[Extracted records]
================

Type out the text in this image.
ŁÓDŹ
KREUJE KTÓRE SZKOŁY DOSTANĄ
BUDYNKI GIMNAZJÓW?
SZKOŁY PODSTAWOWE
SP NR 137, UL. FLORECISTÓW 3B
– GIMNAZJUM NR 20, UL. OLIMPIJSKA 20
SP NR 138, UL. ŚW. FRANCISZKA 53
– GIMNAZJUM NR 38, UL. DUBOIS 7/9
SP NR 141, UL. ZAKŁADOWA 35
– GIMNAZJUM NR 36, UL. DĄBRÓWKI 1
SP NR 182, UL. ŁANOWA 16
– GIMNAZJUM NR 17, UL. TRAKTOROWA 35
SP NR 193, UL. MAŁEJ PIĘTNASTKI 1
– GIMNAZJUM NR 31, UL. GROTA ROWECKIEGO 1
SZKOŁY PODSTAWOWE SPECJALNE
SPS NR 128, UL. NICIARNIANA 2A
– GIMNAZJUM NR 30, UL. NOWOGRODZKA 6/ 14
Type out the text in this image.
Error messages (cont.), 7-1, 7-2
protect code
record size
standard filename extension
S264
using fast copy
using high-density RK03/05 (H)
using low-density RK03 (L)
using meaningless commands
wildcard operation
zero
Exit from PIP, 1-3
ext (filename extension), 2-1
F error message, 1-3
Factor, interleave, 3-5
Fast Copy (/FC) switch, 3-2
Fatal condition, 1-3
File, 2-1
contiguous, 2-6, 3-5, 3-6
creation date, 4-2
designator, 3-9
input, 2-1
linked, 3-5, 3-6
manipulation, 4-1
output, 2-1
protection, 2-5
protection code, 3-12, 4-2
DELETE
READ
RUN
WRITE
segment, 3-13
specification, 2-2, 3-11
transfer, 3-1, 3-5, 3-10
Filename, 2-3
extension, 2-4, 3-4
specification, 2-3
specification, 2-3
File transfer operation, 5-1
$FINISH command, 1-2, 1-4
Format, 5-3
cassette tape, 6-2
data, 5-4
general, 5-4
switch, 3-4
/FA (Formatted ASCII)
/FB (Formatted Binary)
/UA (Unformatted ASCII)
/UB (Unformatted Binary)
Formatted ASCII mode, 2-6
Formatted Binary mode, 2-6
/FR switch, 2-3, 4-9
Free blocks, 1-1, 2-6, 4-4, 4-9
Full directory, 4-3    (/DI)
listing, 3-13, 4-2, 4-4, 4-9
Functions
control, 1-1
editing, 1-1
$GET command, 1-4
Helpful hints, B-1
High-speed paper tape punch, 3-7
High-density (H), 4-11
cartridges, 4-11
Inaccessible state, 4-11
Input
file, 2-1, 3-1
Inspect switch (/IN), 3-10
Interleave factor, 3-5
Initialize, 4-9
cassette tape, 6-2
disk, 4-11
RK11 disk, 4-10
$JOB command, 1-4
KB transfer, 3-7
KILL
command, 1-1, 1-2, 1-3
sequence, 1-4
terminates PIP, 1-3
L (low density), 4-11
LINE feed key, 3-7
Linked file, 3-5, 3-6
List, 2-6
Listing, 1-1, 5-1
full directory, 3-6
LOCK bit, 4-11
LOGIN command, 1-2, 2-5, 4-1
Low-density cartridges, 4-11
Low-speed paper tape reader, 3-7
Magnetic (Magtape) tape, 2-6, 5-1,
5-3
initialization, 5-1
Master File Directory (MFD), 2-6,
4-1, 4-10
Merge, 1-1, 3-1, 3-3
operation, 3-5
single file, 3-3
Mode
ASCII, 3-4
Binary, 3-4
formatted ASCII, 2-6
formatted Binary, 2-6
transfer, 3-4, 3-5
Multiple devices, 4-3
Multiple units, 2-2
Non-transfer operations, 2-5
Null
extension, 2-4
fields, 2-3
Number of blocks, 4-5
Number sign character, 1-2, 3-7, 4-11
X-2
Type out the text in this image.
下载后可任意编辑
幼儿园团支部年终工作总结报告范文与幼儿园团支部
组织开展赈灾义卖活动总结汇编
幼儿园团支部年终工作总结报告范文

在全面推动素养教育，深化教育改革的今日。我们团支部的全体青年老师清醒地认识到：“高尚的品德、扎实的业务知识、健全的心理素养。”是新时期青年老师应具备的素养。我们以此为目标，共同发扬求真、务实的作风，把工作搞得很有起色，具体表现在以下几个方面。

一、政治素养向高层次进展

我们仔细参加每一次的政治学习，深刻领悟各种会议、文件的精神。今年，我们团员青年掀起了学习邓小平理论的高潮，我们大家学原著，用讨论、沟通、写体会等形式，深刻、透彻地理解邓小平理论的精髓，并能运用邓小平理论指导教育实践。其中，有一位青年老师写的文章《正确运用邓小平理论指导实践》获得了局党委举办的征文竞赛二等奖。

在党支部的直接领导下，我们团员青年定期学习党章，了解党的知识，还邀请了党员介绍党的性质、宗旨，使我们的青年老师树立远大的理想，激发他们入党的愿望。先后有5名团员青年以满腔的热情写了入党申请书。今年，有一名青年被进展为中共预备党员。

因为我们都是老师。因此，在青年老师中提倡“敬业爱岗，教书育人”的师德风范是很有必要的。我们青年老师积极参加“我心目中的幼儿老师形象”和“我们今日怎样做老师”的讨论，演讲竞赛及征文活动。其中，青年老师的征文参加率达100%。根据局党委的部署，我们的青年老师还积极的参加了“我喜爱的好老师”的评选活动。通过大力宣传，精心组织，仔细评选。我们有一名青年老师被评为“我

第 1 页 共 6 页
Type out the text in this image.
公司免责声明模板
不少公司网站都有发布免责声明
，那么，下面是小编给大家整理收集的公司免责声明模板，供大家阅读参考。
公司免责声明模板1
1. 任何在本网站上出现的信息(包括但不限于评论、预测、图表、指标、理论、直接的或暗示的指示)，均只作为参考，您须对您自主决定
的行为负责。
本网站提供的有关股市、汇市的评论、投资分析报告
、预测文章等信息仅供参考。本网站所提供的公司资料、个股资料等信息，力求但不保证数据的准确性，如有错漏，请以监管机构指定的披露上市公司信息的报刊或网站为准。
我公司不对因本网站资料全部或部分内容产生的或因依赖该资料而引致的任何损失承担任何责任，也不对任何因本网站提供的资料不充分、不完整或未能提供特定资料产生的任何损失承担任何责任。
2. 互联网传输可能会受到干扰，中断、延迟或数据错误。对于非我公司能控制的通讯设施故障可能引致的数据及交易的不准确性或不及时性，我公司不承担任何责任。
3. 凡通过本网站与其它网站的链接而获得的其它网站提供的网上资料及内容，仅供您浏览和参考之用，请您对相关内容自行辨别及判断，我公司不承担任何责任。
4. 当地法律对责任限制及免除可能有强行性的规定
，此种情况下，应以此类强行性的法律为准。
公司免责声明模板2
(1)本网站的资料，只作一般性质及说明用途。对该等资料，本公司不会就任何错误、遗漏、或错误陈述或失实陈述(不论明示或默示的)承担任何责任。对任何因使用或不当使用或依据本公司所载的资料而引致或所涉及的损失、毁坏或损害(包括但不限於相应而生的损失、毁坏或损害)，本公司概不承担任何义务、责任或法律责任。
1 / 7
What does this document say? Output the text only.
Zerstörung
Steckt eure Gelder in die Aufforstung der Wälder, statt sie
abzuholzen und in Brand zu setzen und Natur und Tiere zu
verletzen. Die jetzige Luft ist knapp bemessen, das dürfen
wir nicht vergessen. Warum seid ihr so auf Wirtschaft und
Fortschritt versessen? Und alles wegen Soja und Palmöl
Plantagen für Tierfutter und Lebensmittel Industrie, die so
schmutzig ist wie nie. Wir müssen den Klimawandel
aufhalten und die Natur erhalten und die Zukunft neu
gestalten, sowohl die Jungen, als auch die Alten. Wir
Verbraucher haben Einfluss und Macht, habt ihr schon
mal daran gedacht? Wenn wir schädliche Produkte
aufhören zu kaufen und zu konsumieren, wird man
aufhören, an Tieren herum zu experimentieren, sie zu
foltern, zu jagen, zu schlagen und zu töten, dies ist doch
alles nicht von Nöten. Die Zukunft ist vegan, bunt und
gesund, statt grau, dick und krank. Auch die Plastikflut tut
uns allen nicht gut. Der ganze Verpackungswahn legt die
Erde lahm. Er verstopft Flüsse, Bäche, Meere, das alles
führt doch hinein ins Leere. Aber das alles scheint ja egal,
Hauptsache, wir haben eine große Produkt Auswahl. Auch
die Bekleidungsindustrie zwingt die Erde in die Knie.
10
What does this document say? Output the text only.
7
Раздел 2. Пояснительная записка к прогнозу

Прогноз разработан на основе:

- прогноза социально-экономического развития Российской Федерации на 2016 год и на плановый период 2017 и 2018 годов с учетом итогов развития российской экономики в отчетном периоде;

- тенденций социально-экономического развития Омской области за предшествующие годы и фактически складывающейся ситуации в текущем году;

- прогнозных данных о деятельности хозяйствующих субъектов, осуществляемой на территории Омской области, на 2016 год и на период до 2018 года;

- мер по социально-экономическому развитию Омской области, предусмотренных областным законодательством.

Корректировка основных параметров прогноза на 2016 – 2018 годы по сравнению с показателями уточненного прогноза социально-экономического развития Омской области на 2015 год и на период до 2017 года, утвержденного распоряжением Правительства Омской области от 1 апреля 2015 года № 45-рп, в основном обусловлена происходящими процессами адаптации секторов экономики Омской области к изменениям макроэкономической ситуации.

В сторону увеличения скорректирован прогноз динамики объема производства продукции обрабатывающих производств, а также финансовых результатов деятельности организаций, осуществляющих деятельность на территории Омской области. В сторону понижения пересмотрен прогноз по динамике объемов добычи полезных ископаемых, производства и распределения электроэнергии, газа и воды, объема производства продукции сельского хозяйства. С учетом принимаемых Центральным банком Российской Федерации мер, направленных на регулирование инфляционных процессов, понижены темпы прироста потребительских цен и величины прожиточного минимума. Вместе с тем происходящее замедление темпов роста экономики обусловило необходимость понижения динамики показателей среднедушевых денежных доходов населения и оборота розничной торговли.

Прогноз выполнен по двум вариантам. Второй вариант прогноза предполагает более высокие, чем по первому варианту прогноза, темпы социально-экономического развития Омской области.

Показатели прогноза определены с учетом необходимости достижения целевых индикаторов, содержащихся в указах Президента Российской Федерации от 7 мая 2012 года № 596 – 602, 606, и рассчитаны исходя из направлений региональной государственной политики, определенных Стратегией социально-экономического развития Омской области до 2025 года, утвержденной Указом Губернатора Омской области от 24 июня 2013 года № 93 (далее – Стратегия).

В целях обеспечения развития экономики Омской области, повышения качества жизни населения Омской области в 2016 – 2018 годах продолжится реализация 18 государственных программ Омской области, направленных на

================

Each line that holds the word "switch" should be extracted from the records.

Fast Copy (/FC) switch, 3-2
switch, 3-4
/FR switch, 2-3, 4-9
Inspect switch (/IN), 3-10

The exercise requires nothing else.